(Dataset entries)
>> BEGIN

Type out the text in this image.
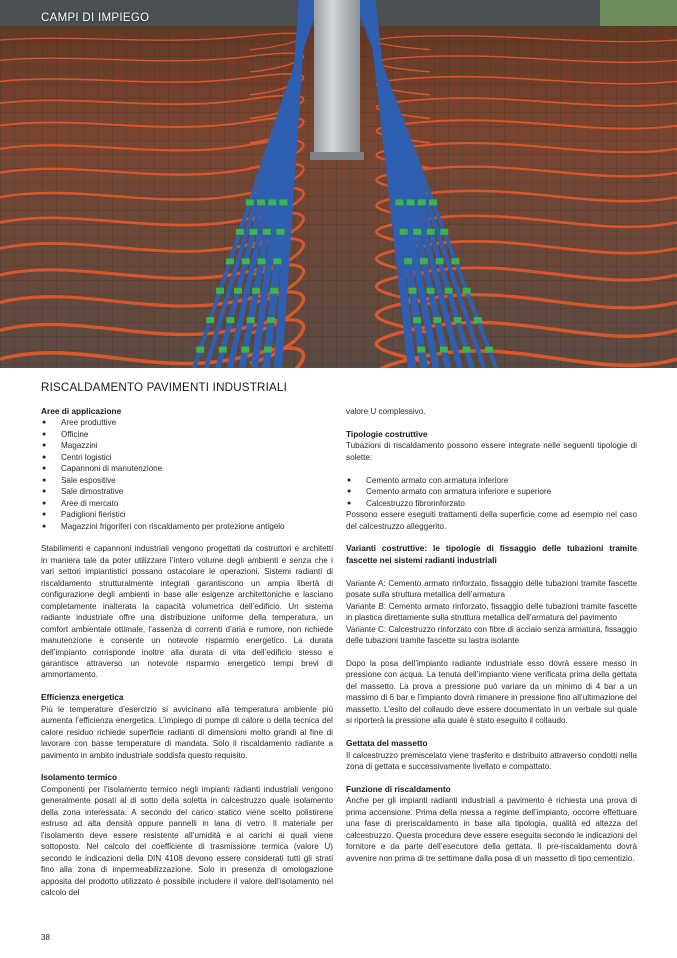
CAMPI DI IMPIEGO
RISCALDAMENTO PAVIMENTI INDUSTRIALI
Aree di applicazione
● Aree produttive
● Officine
● Magazzini
● Centri logistici
● Capannoni di manutenzione
● Sale espositive
● Sale dimostrative
● Aree di mercato
● Padiglioni fieristici
● Magazzini frigoriferi con riscaldamento per protezione antigelo

Stabilimenti e capannoni industriali vengono progettati da costruttori e architetti in maniera tale da poter utilizzare l’intero volume degli ambienti e senza che i vari settori impiantistici possano ostacolare le operazioni. Sistemi radianti di riscaldamento strutturalmente integrati garantiscono un ampia libertà di configurazione degli ambienti in base alle esigenze architettoniche e lasciano completamente inalterata la capacità volumetrica dell’edificio. Un sistema radiante industriale offre una distribuzione uniforme della temperatura, un comfort ambientale ottimale, l’assenza di correnti d’aria e rumore, non richiede manutenzione e consente un notevole risparmio energetico. La durata dell’impianto corrisponde inoltre alla durata di vita dell’edificio stesso e garantisce attraverso un notevole risparmio energetico tempi brevi di ammortamento.

Efficienza energetica

Più le temperature d’esercizio si avvicinano alla temperatura ambiente più aumenta l’efficienza energetica. L’impiego di pompe di calore o della tecnica del calore residuo richiede superficie radianti di dimensioni molto grandi al fine di lavorare con basse temperature di mandata. Solo il riscaldamento radiante a pavimento in ambito industriale soddisfa questo requisito.

Isolamento termico

Componenti per l’isolamento termico negli impianti radianti industriali vengono generalmente posati al di sotto della soletta in calcestruzzo quale isolamento della zona interessata. A secondo del carico statico viene scelto polistirene estruso ad alta densità oppure pannelli in lana di vetro. Il materiale per l’isolamento deve essere resistente all’umidità e ai carichi ai quali viene sottoposto. Nel calcolo del coefficiente di trasmissione termica (valore U) secondo le indicazioni della DIN 4108 devono essere considerati tutti gli strati fino alla zona di impermeabilizzazione. Solo in presenza di omologazione apposita del prodotto utilizzato è possibile includere il valore dell’isolamento nel calcolo del

valore U complessivo.

Tipologie costruttive

Tubazioni di riscaldamento possono essere integrate nelle seguenti tipologie di solette:

● Cemento armato con armatura inferiore
● Cemento armato con armatura inferiore e superiore
● Calcestruzzo fibrorinforzato

Possono essere eseguiti trattamenti della superficie come ad esempio nel caso del calcestruzzo alleggerito.

Varianti costruttive: le tipologie di fissaggio delle tubazioni tramite fascette nei sistemi radianti industriali

Variante A: Cemento armato rinforzato, fissaggio delle tubazioni tramite fascette posate sulla struttura metallica dell’armatura

Variante B: Cemento armato rinforzato, fissaggio delle tubazioni tramite fascette in plastica direttamente sulla struttura metallica dell’armatura del pavimento

Variante C: Calcestruzzo rinforzato con fibre di acciaio senza armatura, fissaggio delle tubazioni tramite fascette su lastra isolante

Dopo la posa dell’impianto radiante industriale esso dovrà essere messo in pressione con acqua. La tenuta dell’impianto viene verificata prima della gettata del massetto. La prova a pressione può variare da un minimo di 4 bar a un massimo di 6 bar e l’impianto dovrà rimanere in pressione fino all’ultimazione del massetto. L’esito del collaudo deve essere documentato in un verbale sul quale si riporterà la pressione alla quale è stato eseguito il collaudo.

Gettata del massetto

Il calcestruzzo premiscelato viene trasferito e distribuito attraverso condotti nella zona di gettata e successivamente livellato e compattato.

Funzione di riscaldamento

Anche per gli impianti radianti industriali a pavimento è richiesta una prova di prima accensione. Prima della messa a regime dell’impianto, occorre effettuare una fase di preriscaldamento in base alla tipologia, qualità ed altezza del calcestruzzo. Questa procedura deve essere eseguita secondo le indicazioni del fornitore e da parte dell’esecutore della gettata. Il pre-riscaldamento dovrà avvenire non prima di tre settimane dalla posa di un massetto di tipo cementizio.

38
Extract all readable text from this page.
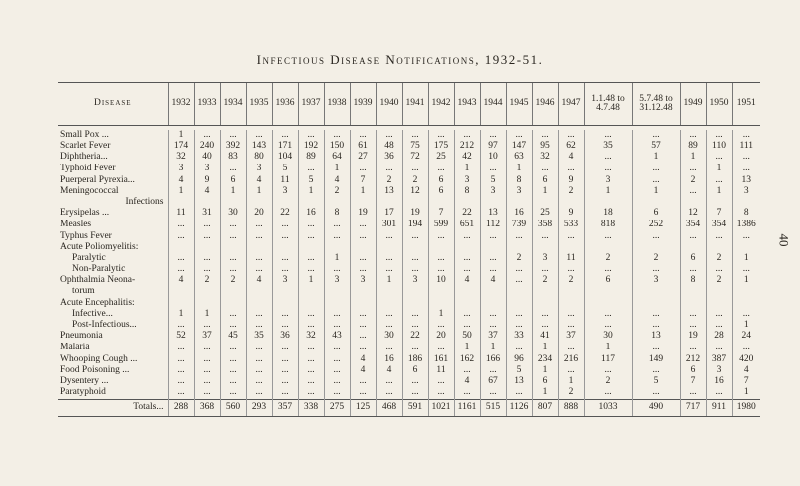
40
Infectious Disease Notifications, 1932-51.
Disease	1932	1933	1934	1935	1936	1937	1938	1939	1940	1941	1942	1943	1944	1945	1946	1947	1.1.48 to 4.7.48	5.7.48 to 31.12.48	1949	1950	1951

Small Pox ...	1	...	...	...	...	...	...	...	...	...	...	...	...	...	...	...	...	...	...	...	...
Scarlet Fever	174	240	392	143	171	192	150	61	48	75	175	212	97	147	95	62	35	57	89	110	111
Diphtheria...	32	40	83	80	104	89	64	27	36	72	25	42	10	63	32	4	...	1	1	...	...
Typhoid Fever	3	3	...	3	5	...	1	...	...	...	...	1	...	1	...	...	...	...	...	1	...
Puerperal Pyrexia...	4	9	6	4	11	5	4	7	2	2	6	3	5	8	6	9	3	...	2	...	13
Meningococcal	1	4	1	1	3	1	2	1	13	12	6	8	3	3	1	2	1	1	...	1	3
Infections																					
Erysipelas ...	11	31	30	20	22	16	8	19	17	19	7	22	13	16	25	9	18	6	12	7	8
Measles	...	...	...	...	...	...	...	...	301	194	599	651	112	739	358	533	818	252	354	354	1386
Typhus Fever	...	...	...	...	...	...	...	...	...	...	...	...	...	...	...	...	...	...	...	...	...
Acute Poliomyelitis:																					
Paralytic	...	...	...	...	...	...	1	...	...	...	...	...	...	2	3	11	2	2	6	2	1
Non-Paralytic	...	...	...	...	...	...	...	...	...	...	...	...	...	...	...	...	...	...	...	...	...
Ophthalmia Neona-	4	2	2	4	3	1	3	3	1	3	10	4	4	...	2	2	6	3	8	2	1
torum																					
Acute Encephalitis:																					
Infective...	1	1	...	...	...	...	...	...	...	...	1	...	...	...	...	...	...	...	...	...	...
Post-Infectious...	...	...	...	...	...	...	...	...	...	...	...	...	...	...	...	...	...	...	...	...	1
Pneumonia	52	37	45	35	36	32	43	...	30	22	20	50	37	33	41	37	30	13	19	28	24
Malaria	...	...	...	...	...	...	...	...	...	...	...	1	1	...	1	...	1	...	...	...	...
Whooping Cough ...	...	...	...	...	...	...	...	4	16	186	161	162	166	96	234	216	117	149	212	387	420
Food Poisoning ...	...	...	...	...	...	...	...	4	4	6	11	...	...	5	1	...	...	...	6	3	4
Dysentery ...	...	...	...	...	...	...	...	...	...	...	...	4	67	13	6	1	2	5	7	16	7
Paratyphoid	...	...	...	...	...	...	...	...	...	...	...	...	...	...	1	2	...	...	...	...	1
Totals...	288	368	560	293	357	338	275	125	468	591	1021	1161	515	1126	807	888	1033	490	717	911	1980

>> END

*Task requirements*
Read the entries and pick out all lines that include the word "armatura".

*Reply*
● Cemento armato con armatura inferiore
● Cemento armato con armatura inferiore e superiore
Variante A: Cemento armato rinforzato, fissaggio delle tubazioni tramite fascette posate sulla struttura metallica dell’armatura
Variante B: Cemento armato rinforzato, fissaggio delle tubazioni tramite fascette in plastica direttamente sulla struttura metallica dell’armatura del pavimento
Variante C: Calcestruzzo rinforzato con fibre di acciaio senza armatura, fissaggio delle tubazioni tramite fascette su lastra isolante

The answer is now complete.